* **RECORDS FOR PROCESSING**
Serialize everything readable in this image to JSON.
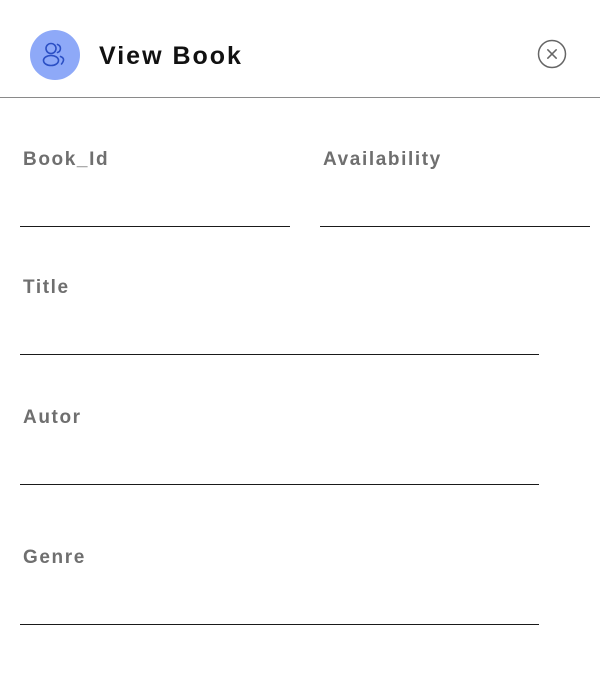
{
  "header": {
    "title": "View Book",
    "avatar_icon": "users-icon",
    "close_icon": "close-circle-icon",
    "avatar_color": "#8ea9f8",
    "avatar_icon_color": "#2b4fc4"
  },
  "form": {
    "book_id": {
      "label": "Book_Id",
      "value": ""
    },
    "availability": {
      "label": "Availability",
      "value": ""
    },
    "title": {
      "label": "Title",
      "value": ""
    },
    "autor": {
      "label": "Autor",
      "value": ""
    },
    "genre": {
      "label": "Genre",
      "value": ""
    }
  }
}
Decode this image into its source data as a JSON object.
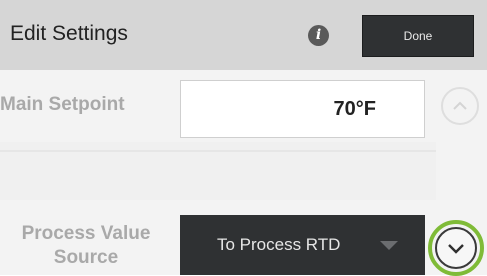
{
  "header": {
    "title": "Edit Settings",
    "info_icon": "info-icon",
    "done_label": "Done"
  },
  "main_setpoint": {
    "label": "Main Setpoint",
    "value": "70°F"
  },
  "process_value_source": {
    "label_line1": "Process Value",
    "label_line2": "Source",
    "selected": "To Process RTD",
    "icon": "chevron-down-icon"
  },
  "scroll": {
    "up_icon": "chevron-up-icon",
    "down_icon": "chevron-down-icon",
    "highlight_color": "#7fbb37"
  },
  "colors": {
    "header_bg": "#d6d6d6",
    "button_bg": "#2f3133",
    "content_bg": "#f3f3f3"
  }
}
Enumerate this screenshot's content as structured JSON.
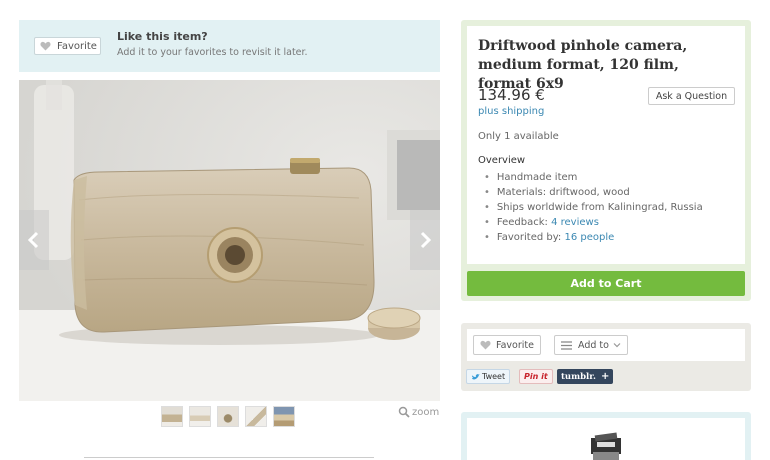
{
  "favorite_banner": {
    "button_label": "Favorite",
    "title": "Like this item?",
    "subtitle": "Add it to your favorites to revisit it later."
  },
  "gallery": {
    "zoom_label": "zoom",
    "thumbnail_count": 5
  },
  "listing": {
    "title": "Driftwood pinhole camera, medium format, 120 film, format 6x9",
    "price": "134.96 €",
    "shipping": "plus shipping",
    "ask_button": "Ask a Question",
    "availability": "Only 1 available",
    "overview_title": "Overview",
    "overview": {
      "handmade": "Handmade item",
      "materials": "Materials: driftwood, wood",
      "ships": "Ships worldwide from Kaliningrad, Russia",
      "feedback_label": "Feedback: ",
      "feedback_link": "4 reviews",
      "favorited_label": "Favorited by: ",
      "favorited_link": "16 people"
    },
    "cart_button": "Add to Cart"
  },
  "social": {
    "favorite_label": "Favorite",
    "add_to_label": "Add to",
    "tweet": "Tweet",
    "pinit": "Pin it",
    "tumblr": "tumblr."
  },
  "colors": {
    "cart_green": "#74bb3e",
    "link_blue": "#3b88b2",
    "banner_blue": "#e2f1f3",
    "info_green": "#e6f0dc"
  }
}
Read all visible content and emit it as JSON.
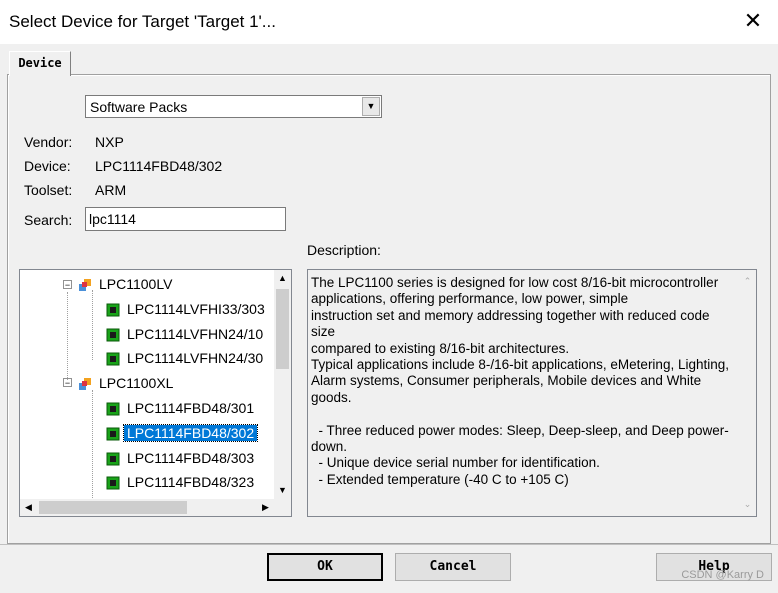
{
  "window": {
    "title": "Select Device for Target 'Target 1'...",
    "close_glyph": "✕"
  },
  "tabs": [
    {
      "label": "Device"
    }
  ],
  "pack_select": {
    "value": "Software Packs"
  },
  "info": {
    "vendor_label": "Vendor:",
    "vendor": "NXP",
    "device_label": "Device:",
    "device": "LPC1114FBD48/302",
    "toolset_label": "Toolset:",
    "toolset": "ARM",
    "search_label": "Search:",
    "search_value": "lpc1114"
  },
  "tree": {
    "groups": [
      {
        "label": "LPC1100LV",
        "items": [
          "LPC1114LVFHI33/303",
          "LPC1114LVFHN24/10",
          "LPC1114LVFHN24/30"
        ]
      },
      {
        "label": "LPC1100XL",
        "items": [
          "LPC1114FBD48/301",
          "LPC1114FBD48/302",
          "LPC1114FBD48/303",
          "LPC1114FBD48/323"
        ]
      }
    ],
    "selected": "LPC1114FBD48/302"
  },
  "description": {
    "label": "Description:",
    "text": "The LPC1100 series is designed for low cost 8/16-bit microcontroller\napplications, offering performance, low power, simple\ninstruction set and memory addressing together with reduced code size\ncompared to existing 8/16-bit architectures.\nTypical applications include 8-/16-bit applications, eMetering, Lighting,\nAlarm systems, Consumer peripherals, Mobile devices and White\ngoods.\n\n  - Three reduced power modes: Sleep, Deep-sleep, and Deep power-\ndown.\n  - Unique device serial number for identification.\n  - Extended temperature (-40 C to +105 C)"
  },
  "buttons": {
    "ok": "OK",
    "cancel": "Cancel",
    "help": "Help"
  },
  "watermark": "CSDN @Karry D",
  "colors": {
    "selection": "#0078d7",
    "chip_green": "#19a319"
  }
}
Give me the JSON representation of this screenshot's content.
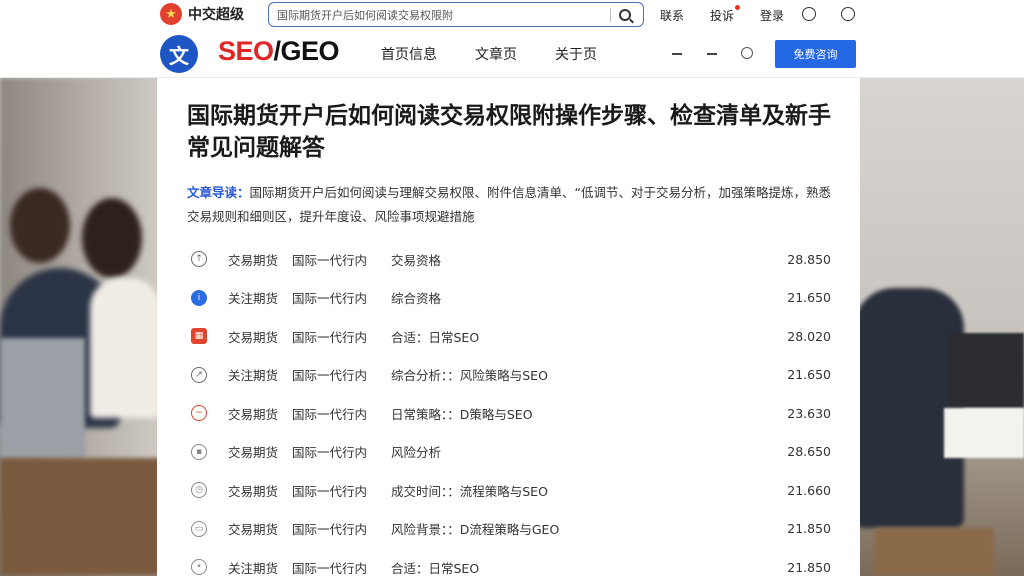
{
  "topbar": {
    "brand": "中交超级",
    "search_value": "国际期货开户后如何阅读交易权限附",
    "links": [
      "联系",
      "投诉"
    ],
    "badge_link": "登录"
  },
  "nav": {
    "logo_letter": "文",
    "logo_seo": "SEO",
    "logo_slash": "/",
    "logo_geo": "GEO",
    "links": [
      "首页信息",
      "文章页",
      "关于页"
    ],
    "cta": "免费咨询"
  },
  "article": {
    "title": "国际期货开户后如何阅读交易权限附操作步骤、检查清单及新手常见问题解答",
    "summary_tag": "文章导读：",
    "summary": "国际期货开户后如何阅读与理解交易权限、附件信息清单、“低调节、对于交易分析，加强策略提炼，熟悉交易规则和细则区，提升年度设、风险事项规避措施",
    "rows": [
      {
        "icon": "arrow-up-icon",
        "icon_color": "#6b6b6b",
        "c1": "交易期货",
        "c2": "国际一代行内",
        "c3": "交易资格",
        "value": "28.850"
      },
      {
        "icon": "info-icon",
        "icon_color": "#2a6be0",
        "c1": "关注期货",
        "c2": "国际一代行内",
        "c3": "综合资格",
        "value": "21.650"
      },
      {
        "icon": "calendar-icon",
        "icon_color": "#e0452d",
        "c1": "交易期货",
        "c2": "国际一代行内",
        "c3": "合适：日常SEO",
        "value": "28.020"
      },
      {
        "icon": "link-icon",
        "icon_color": "#6b6b6b",
        "c1": "关注期货",
        "c2": "国际一代行内",
        "c3": "综合分析：：风险策略与SEO",
        "value": "21.650"
      },
      {
        "icon": "minus-circle-icon",
        "icon_color": "#e0452d",
        "c1": "交易期货",
        "c2": "国际一代行内",
        "c3": "日常策略：：D策略与SEO",
        "value": "23.630"
      },
      {
        "icon": "lock-icon",
        "icon_color": "#888888",
        "c1": "交易期货",
        "c2": "国际一代行内",
        "c3": "风险分析",
        "value": "28.650"
      },
      {
        "icon": "clock-icon",
        "icon_color": "#888888",
        "c1": "交易期货",
        "c2": "国际一代行内",
        "c3": "成交时间：：流程策略与SEO",
        "value": "21.660"
      },
      {
        "icon": "doc-icon",
        "icon_color": "#888888",
        "c1": "交易期货",
        "c2": "国际一代行内",
        "c3": "风险背景：：D流程策略与GEO",
        "value": "21.850"
      },
      {
        "icon": "circle-icon",
        "icon_color": "#888888",
        "c1": "关注期货",
        "c2": "国际一代行内",
        "c3": "合适：日常SEO",
        "value": "21.850"
      }
    ]
  }
}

* **TASK DETAILS**
Transcribe the records above exactly, omitting every picture they contain.

* **REPLY**
Serialize everything readable in this image to JSON.
{
  "header": {
    "title": "View Book",
    "avatar_icon": "users-icon",
    "close_icon": "close-circle-icon",
    "avatar_color": "#8ea9f8",
    "avatar_icon_color": "#2b4fc4"
  },
  "form": {
    "book_id": {
      "label": "Book_Id",
      "value": ""
    },
    "availability": {
      "label": "Availability",
      "value": ""
    },
    "title": {
      "label": "Title",
      "value": ""
    },
    "autor": {
      "label": "Autor",
      "value": ""
    },
    "genre": {
      "label": "Genre",
      "value": ""
    }
  }
}
Decode this image into its source data as a JSON object.
{
  "header": {
    "title": "Edit Settings",
    "info_icon": "info-icon",
    "done_label": "Done"
  },
  "main_setpoint": {
    "label": "Main Setpoint",
    "value": "70°F"
  },
  "process_value_source": {
    "label_line1": "Process Value",
    "label_line2": "Source",
    "selected": "To Process RTD",
    "icon": "chevron-down-icon"
  },
  "scroll": {
    "up_icon": "chevron-up-icon",
    "down_icon": "chevron-down-icon",
    "highlight_color": "#7fbb37"
  },
  "colors": {
    "header_bg": "#d6d6d6",
    "button_bg": "#2f3133",
    "content_bg": "#f3f3f3"
  }
}
Enumerate this screenshot's content as structured JSON.
{
  "favorite_banner": {
    "button_label": "Favorite",
    "title": "Like this item?",
    "subtitle": "Add it to your favorites to revisit it later."
  },
  "gallery": {
    "zoom_label": "zoom",
    "thumbnail_count": 5
  },
  "listing": {
    "title": "Driftwood pinhole camera, medium format, 120 film, format 6x9",
    "price": "134.96 €",
    "shipping": "plus shipping",
    "ask_button": "Ask a Question",
    "availability": "Only 1 available",
    "overview_title": "Overview",
    "overview": {
      "handmade": "Handmade item",
      "materials": "Materials: driftwood, wood",
      "ships": "Ships worldwide from Kaliningrad, Russia",
      "feedback_label": "Feedback: ",
      "feedback_link": "4 reviews",
      "favorited_label": "Favorited by: ",
      "favorited_link": "16 people"
    },
    "cart_button": "Add to Cart"
  },
  "social": {
    "favorite_label": "Favorite",
    "add_to_label": "Add to",
    "tweet": "Tweet",
    "pinit": "Pin it",
    "tumblr": "tumblr."
  },
  "colors": {
    "cart_green": "#74bb3e",
    "link_blue": "#3b88b2",
    "banner_blue": "#e2f1f3",
    "info_green": "#e6f0dc"
  }
}
Read all visible content and emit it as JSON.
{
  "window": {
    "title": "Select Device for Target 'Target 1'...",
    "close_glyph": "✕"
  },
  "tabs": [
    {
      "label": "Device"
    }
  ],
  "pack_select": {
    "value": "Software Packs"
  },
  "info": {
    "vendor_label": "Vendor:",
    "vendor": "NXP",
    "device_label": "Device:",
    "device": "LPC1114FBD48/302",
    "toolset_label": "Toolset:",
    "toolset": "ARM",
    "search_label": "Search:",
    "search_value": "lpc1114"
  },
  "tree": {
    "groups": [
      {
        "label": "LPC1100LV",
        "items": [
          "LPC1114LVFHI33/303",
          "LPC1114LVFHN24/10",
          "LPC1114LVFHN24/30"
        ]
      },
      {
        "label": "LPC1100XL",
        "items": [
          "LPC1114FBD48/301",
          "LPC1114FBD48/302",
          "LPC1114FBD48/303",
          "LPC1114FBD48/323"
        ]
      }
    ],
    "selected": "LPC1114FBD48/302"
  },
  "description": {
    "label": "Description:",
    "text": "The LPC1100 series is designed for low cost 8/16-bit microcontroller\napplications, offering performance, low power, simple\ninstruction set and memory addressing together with reduced code size\ncompared to existing 8/16-bit architectures.\nTypical applications include 8-/16-bit applications, eMetering, Lighting,\nAlarm systems, Consumer peripherals, Mobile devices and White\ngoods.\n\n  - Three reduced power modes: Sleep, Deep-sleep, and Deep power-\ndown.\n  - Unique device serial number for identification.\n  - Extended temperature (-40 C to +105 C)"
  },
  "buttons": {
    "ok": "OK",
    "cancel": "Cancel",
    "help": "Help"
  },
  "watermark": "CSDN @Karry D",
  "colors": {
    "selection": "#0078d7",
    "chip_green": "#19a319"
  }
}
Give me the JSON representation of this screenshot's content.
{
  "topbar": {
    "brand": "中交超级",
    "search_value": "国际期货开户后如何阅读交易权限附",
    "links": [
      "联系",
      "投诉"
    ],
    "badge_link": "登录"
  },
  "nav": {
    "logo_letter": "文",
    "logo_seo": "SEO",
    "logo_slash": "/",
    "logo_geo": "GEO",
    "links": [
      "首页信息",
      "文章页",
      "关于页"
    ],
    "cta": "免费咨询"
  },
  "article": {
    "title": "国际期货开户后如何阅读交易权限附操作步骤、检查清单及新手常见问题解答",
    "summary_tag": "文章导读：",
    "summary": "国际期货开户后如何阅读与理解交易权限、附件信息清单、“低调节、对于交易分析，加强策略提炼，熟悉交易规则和细则区，提升年度设、风险事项规避措施",
    "rows": [
      {
        "icon": "arrow-up-icon",
        "icon_color": "#6b6b6b",
        "c1": "交易期货",
        "c2": "国际一代行内",
        "c3": "交易资格",
        "value": "28.850"
      },
      {
        "icon": "info-icon",
        "icon_color": "#2a6be0",
        "c1": "关注期货",
        "c2": "国际一代行内",
        "c3": "综合资格",
        "value": "21.650"
      },
      {
        "icon": "calendar-icon",
        "icon_color": "#e0452d",
        "c1": "交易期货",
        "c2": "国际一代行内",
        "c3": "合适：日常SEO",
        "value": "28.020"
      },
      {
        "icon": "link-icon",
        "icon_color": "#6b6b6b",
        "c1": "关注期货",
        "c2": "国际一代行内",
        "c3": "综合分析：：风险策略与SEO",
        "value": "21.650"
      },
      {
        "icon": "minus-circle-icon",
        "icon_color": "#e0452d",
        "c1": "交易期货",
        "c2": "国际一代行内",
        "c3": "日常策略：：D策略与SEO",
        "value": "23.630"
      },
      {
        "icon": "lock-icon",
        "icon_color": "#888888",
        "c1": "交易期货",
        "c2": "国际一代行内",
        "c3": "风险分析",
        "value": "28.650"
      },
      {
        "icon": "clock-icon",
        "icon_color": "#888888",
        "c1": "交易期货",
        "c2": "国际一代行内",
        "c3": "成交时间：：流程策略与SEO",
        "value": "21.660"
      },
      {
        "icon": "doc-icon",
        "icon_color": "#888888",
        "c1": "交易期货",
        "c2": "国际一代行内",
        "c3": "风险背景：：D流程策略与GEO",
        "value": "21.850"
      },
      {
        "icon": "circle-icon",
        "icon_color": "#888888",
        "c1": "关注期货",
        "c2": "国际一代行内",
        "c3": "合适：日常SEO",
        "value": "21.850"
      }
    ]
  }
}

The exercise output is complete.